### What is expected
Copy out all the lines where "JSON" shows up.

### Data for this task
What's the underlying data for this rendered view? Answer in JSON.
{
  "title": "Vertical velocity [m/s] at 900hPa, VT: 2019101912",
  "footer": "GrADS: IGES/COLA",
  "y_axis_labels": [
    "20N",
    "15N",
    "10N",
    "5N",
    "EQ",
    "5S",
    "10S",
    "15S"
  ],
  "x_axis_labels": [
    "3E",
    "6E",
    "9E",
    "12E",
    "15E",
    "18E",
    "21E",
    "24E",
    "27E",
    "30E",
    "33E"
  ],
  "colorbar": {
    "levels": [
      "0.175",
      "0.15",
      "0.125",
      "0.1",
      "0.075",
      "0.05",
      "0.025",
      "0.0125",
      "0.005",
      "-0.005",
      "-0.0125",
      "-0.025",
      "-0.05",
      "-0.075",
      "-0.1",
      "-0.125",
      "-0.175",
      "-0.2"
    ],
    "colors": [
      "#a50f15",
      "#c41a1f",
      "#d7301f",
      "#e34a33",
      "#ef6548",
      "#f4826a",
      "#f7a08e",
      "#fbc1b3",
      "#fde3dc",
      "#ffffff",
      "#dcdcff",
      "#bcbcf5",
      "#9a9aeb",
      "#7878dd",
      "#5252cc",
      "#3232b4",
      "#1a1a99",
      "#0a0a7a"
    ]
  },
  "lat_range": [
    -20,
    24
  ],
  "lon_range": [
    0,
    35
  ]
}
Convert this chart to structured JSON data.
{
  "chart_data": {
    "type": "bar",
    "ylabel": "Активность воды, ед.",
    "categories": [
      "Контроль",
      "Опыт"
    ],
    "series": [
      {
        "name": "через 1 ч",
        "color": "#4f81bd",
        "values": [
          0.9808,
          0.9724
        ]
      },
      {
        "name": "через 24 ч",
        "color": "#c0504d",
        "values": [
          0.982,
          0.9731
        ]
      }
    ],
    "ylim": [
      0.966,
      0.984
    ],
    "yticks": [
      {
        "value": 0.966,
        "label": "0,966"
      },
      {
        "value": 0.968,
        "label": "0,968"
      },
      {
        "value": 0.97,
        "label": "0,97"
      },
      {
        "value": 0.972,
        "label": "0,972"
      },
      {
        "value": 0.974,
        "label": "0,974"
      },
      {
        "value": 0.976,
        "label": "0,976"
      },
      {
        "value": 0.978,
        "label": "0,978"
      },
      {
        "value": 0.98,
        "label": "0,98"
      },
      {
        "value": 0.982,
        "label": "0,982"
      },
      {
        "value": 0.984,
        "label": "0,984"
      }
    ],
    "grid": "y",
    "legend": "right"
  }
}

### Reply
What's the underlying data for this rendered view? Answer in JSON.
Convert this chart to structured JSON data.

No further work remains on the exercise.